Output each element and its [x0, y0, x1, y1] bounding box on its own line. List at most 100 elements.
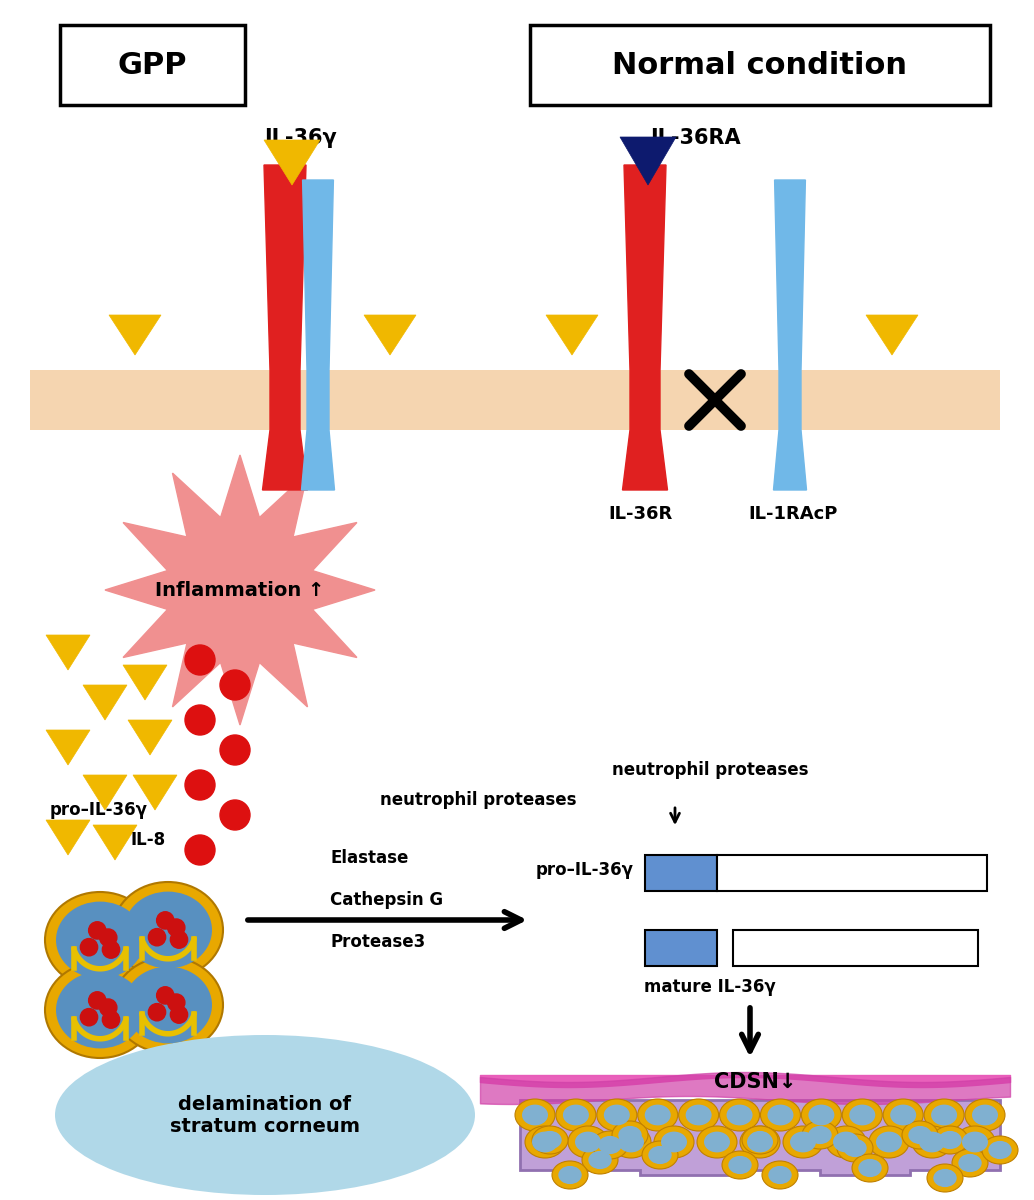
Ellipse shape: [931, 1104, 957, 1126]
Ellipse shape: [952, 1150, 989, 1177]
Ellipse shape: [124, 967, 212, 1043]
Text: IL-36RA: IL-36RA: [649, 128, 740, 148]
Text: Inflammation ↑: Inflammation ↑: [155, 581, 325, 600]
Text: IL-8: IL-8: [130, 830, 165, 850]
Circle shape: [99, 998, 117, 1016]
Ellipse shape: [749, 1130, 771, 1150]
Ellipse shape: [849, 1104, 875, 1126]
Ellipse shape: [556, 1099, 596, 1130]
Ellipse shape: [648, 1146, 672, 1164]
Ellipse shape: [767, 1104, 793, 1126]
Ellipse shape: [869, 1126, 909, 1158]
Ellipse shape: [45, 892, 155, 988]
Polygon shape: [45, 820, 90, 854]
Ellipse shape: [972, 1104, 998, 1126]
FancyBboxPatch shape: [30, 370, 1000, 430]
Ellipse shape: [597, 1099, 637, 1130]
Circle shape: [168, 919, 185, 936]
Text: pro–IL-36γ: pro–IL-36γ: [50, 802, 148, 818]
Polygon shape: [364, 314, 416, 355]
Ellipse shape: [525, 1126, 565, 1158]
Ellipse shape: [955, 1126, 995, 1158]
Ellipse shape: [568, 1126, 608, 1158]
Ellipse shape: [533, 1126, 568, 1154]
Ellipse shape: [661, 1132, 687, 1152]
Polygon shape: [123, 665, 168, 700]
Ellipse shape: [575, 1132, 601, 1152]
Ellipse shape: [783, 1126, 823, 1158]
Ellipse shape: [833, 1132, 859, 1152]
Ellipse shape: [989, 1141, 1011, 1159]
Ellipse shape: [809, 1104, 834, 1126]
Ellipse shape: [552, 1162, 588, 1189]
Polygon shape: [45, 730, 90, 766]
Text: IL-36R: IL-36R: [608, 505, 672, 523]
Ellipse shape: [760, 1099, 800, 1130]
Ellipse shape: [747, 1132, 773, 1152]
Circle shape: [89, 991, 105, 1009]
Text: pro–IL-36γ: pro–IL-36γ: [536, 862, 634, 878]
Ellipse shape: [582, 1146, 618, 1174]
Polygon shape: [133, 775, 177, 810]
Circle shape: [102, 941, 120, 959]
Ellipse shape: [722, 1151, 758, 1178]
FancyBboxPatch shape: [60, 25, 245, 104]
Circle shape: [220, 670, 250, 700]
Ellipse shape: [762, 1162, 798, 1189]
Text: Cathepsin G: Cathepsin G: [330, 890, 444, 910]
FancyBboxPatch shape: [733, 930, 978, 966]
Ellipse shape: [612, 1121, 648, 1150]
Polygon shape: [263, 164, 307, 490]
Ellipse shape: [686, 1104, 711, 1126]
Ellipse shape: [902, 1121, 938, 1150]
Text: IL-36γ: IL-36γ: [264, 128, 336, 148]
Circle shape: [81, 938, 97, 956]
Ellipse shape: [562, 1104, 589, 1126]
Polygon shape: [128, 720, 172, 755]
Ellipse shape: [809, 1126, 831, 1144]
Polygon shape: [622, 164, 668, 490]
Ellipse shape: [611, 1126, 651, 1158]
Ellipse shape: [826, 1126, 866, 1158]
Polygon shape: [93, 826, 136, 860]
Polygon shape: [520, 1100, 1000, 1175]
Ellipse shape: [740, 1126, 780, 1158]
Polygon shape: [83, 685, 127, 720]
Ellipse shape: [533, 1132, 558, 1152]
Ellipse shape: [912, 1126, 952, 1158]
Ellipse shape: [801, 1099, 842, 1130]
Ellipse shape: [790, 1132, 816, 1152]
FancyBboxPatch shape: [530, 25, 990, 104]
Circle shape: [99, 929, 117, 947]
Circle shape: [102, 1010, 120, 1028]
FancyBboxPatch shape: [645, 930, 717, 966]
Circle shape: [156, 912, 174, 929]
Circle shape: [168, 994, 185, 1012]
Polygon shape: [302, 180, 335, 490]
Ellipse shape: [927, 1164, 963, 1192]
Polygon shape: [546, 314, 598, 355]
Circle shape: [220, 800, 250, 830]
Ellipse shape: [678, 1099, 719, 1130]
Ellipse shape: [45, 962, 155, 1058]
Circle shape: [148, 1003, 165, 1021]
Polygon shape: [83, 775, 127, 810]
Circle shape: [185, 770, 215, 800]
Circle shape: [185, 646, 215, 674]
Ellipse shape: [802, 1121, 838, 1150]
Ellipse shape: [959, 1154, 981, 1172]
Ellipse shape: [720, 1099, 760, 1130]
Polygon shape: [264, 140, 320, 185]
Circle shape: [81, 1008, 97, 1026]
Ellipse shape: [704, 1132, 730, 1152]
Ellipse shape: [653, 1126, 694, 1158]
Ellipse shape: [728, 1156, 752, 1174]
Circle shape: [185, 704, 215, 734]
Ellipse shape: [742, 1126, 778, 1154]
Text: neutrophil proteases: neutrophil proteases: [381, 791, 577, 809]
Ellipse shape: [56, 901, 144, 978]
Ellipse shape: [919, 1132, 945, 1152]
Circle shape: [185, 835, 215, 865]
Polygon shape: [620, 137, 676, 185]
Ellipse shape: [697, 1126, 737, 1158]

The task => Please update the items above by replacing "Ellipse shape" with "Oval shape" everywhere it appears, keeping everything else unchanged and leaving out the pictures.

Response to the exercise =>
Output each element and its [x0, y0, x1, y1] bounding box on its own line. List at most 100 elements.
Oval shape: [931, 1104, 957, 1126]
Oval shape: [952, 1150, 989, 1177]
Oval shape: [124, 967, 212, 1043]
Text: IL-36RA: IL-36RA: [649, 128, 740, 148]
Text: Inflammation ↑: Inflammation ↑: [155, 581, 325, 600]
Text: IL-8: IL-8: [130, 830, 165, 850]
Circle shape: [99, 998, 117, 1016]
Oval shape: [749, 1130, 771, 1150]
Oval shape: [849, 1104, 875, 1126]
Oval shape: [556, 1099, 596, 1130]
Oval shape: [648, 1146, 672, 1164]
Oval shape: [767, 1104, 793, 1126]
Oval shape: [869, 1126, 909, 1158]
Oval shape: [45, 892, 155, 988]
Polygon shape: [45, 820, 90, 854]
Oval shape: [972, 1104, 998, 1126]
FancyBboxPatch shape: [30, 370, 1000, 430]
Oval shape: [597, 1099, 637, 1130]
Circle shape: [168, 919, 185, 936]
Text: pro–IL-36γ: pro–IL-36γ: [50, 802, 148, 818]
Polygon shape: [364, 314, 416, 355]
Oval shape: [525, 1126, 565, 1158]
Oval shape: [955, 1126, 995, 1158]
Oval shape: [568, 1126, 608, 1158]
Oval shape: [533, 1126, 568, 1154]
Oval shape: [661, 1132, 687, 1152]
Polygon shape: [123, 665, 168, 700]
Oval shape: [575, 1132, 601, 1152]
Oval shape: [783, 1126, 823, 1158]
Oval shape: [833, 1132, 859, 1152]
Oval shape: [989, 1141, 1011, 1159]
Oval shape: [809, 1104, 834, 1126]
Oval shape: [552, 1162, 588, 1189]
Polygon shape: [45, 730, 90, 766]
Text: IL-36R: IL-36R: [608, 505, 672, 523]
Oval shape: [760, 1099, 800, 1130]
Oval shape: [747, 1132, 773, 1152]
Circle shape: [89, 991, 105, 1009]
Text: pro–IL-36γ: pro–IL-36γ: [536, 862, 634, 878]
Oval shape: [582, 1146, 618, 1174]
Polygon shape: [133, 775, 177, 810]
Circle shape: [102, 941, 120, 959]
Oval shape: [722, 1151, 758, 1178]
FancyBboxPatch shape: [60, 25, 245, 104]
Circle shape: [220, 670, 250, 700]
Oval shape: [762, 1162, 798, 1189]
Text: Cathepsin G: Cathepsin G: [330, 890, 444, 910]
FancyBboxPatch shape: [733, 930, 978, 966]
Oval shape: [612, 1121, 648, 1150]
Polygon shape: [263, 164, 307, 490]
Oval shape: [686, 1104, 711, 1126]
Oval shape: [902, 1121, 938, 1150]
Text: IL-36γ: IL-36γ: [264, 128, 336, 148]
Circle shape: [81, 938, 97, 956]
Oval shape: [562, 1104, 589, 1126]
Polygon shape: [128, 720, 172, 755]
Oval shape: [809, 1126, 831, 1144]
Polygon shape: [622, 164, 668, 490]
Oval shape: [611, 1126, 651, 1158]
Oval shape: [826, 1126, 866, 1158]
Polygon shape: [93, 826, 136, 860]
Polygon shape: [520, 1100, 1000, 1175]
Oval shape: [740, 1126, 780, 1158]
Polygon shape: [83, 685, 127, 720]
Oval shape: [533, 1132, 558, 1152]
Oval shape: [912, 1126, 952, 1158]
Oval shape: [801, 1099, 842, 1130]
Oval shape: [790, 1132, 816, 1152]
FancyBboxPatch shape: [530, 25, 990, 104]
Circle shape: [99, 929, 117, 947]
Circle shape: [102, 1010, 120, 1028]
FancyBboxPatch shape: [645, 930, 717, 966]
Circle shape: [156, 912, 174, 929]
Circle shape: [168, 994, 185, 1012]
Polygon shape: [302, 180, 335, 490]
Oval shape: [927, 1164, 963, 1192]
Polygon shape: [546, 314, 598, 355]
Circle shape: [220, 800, 250, 830]
Oval shape: [678, 1099, 719, 1130]
Oval shape: [45, 962, 155, 1058]
Circle shape: [148, 1003, 165, 1021]
Polygon shape: [83, 775, 127, 810]
Circle shape: [185, 770, 215, 800]
Circle shape: [185, 646, 215, 674]
Oval shape: [802, 1121, 838, 1150]
Oval shape: [959, 1154, 981, 1172]
Oval shape: [720, 1099, 760, 1130]
Polygon shape: [264, 140, 320, 185]
Circle shape: [81, 1008, 97, 1026]
Oval shape: [704, 1132, 730, 1152]
Oval shape: [653, 1126, 694, 1158]
Oval shape: [728, 1156, 752, 1174]
Circle shape: [185, 704, 215, 734]
Oval shape: [742, 1126, 778, 1154]
Text: neutrophil proteases: neutrophil proteases: [381, 791, 577, 809]
Oval shape: [56, 901, 144, 978]
Oval shape: [919, 1132, 945, 1152]
Circle shape: [185, 835, 215, 865]
Polygon shape: [620, 137, 676, 185]
Oval shape: [697, 1126, 737, 1158]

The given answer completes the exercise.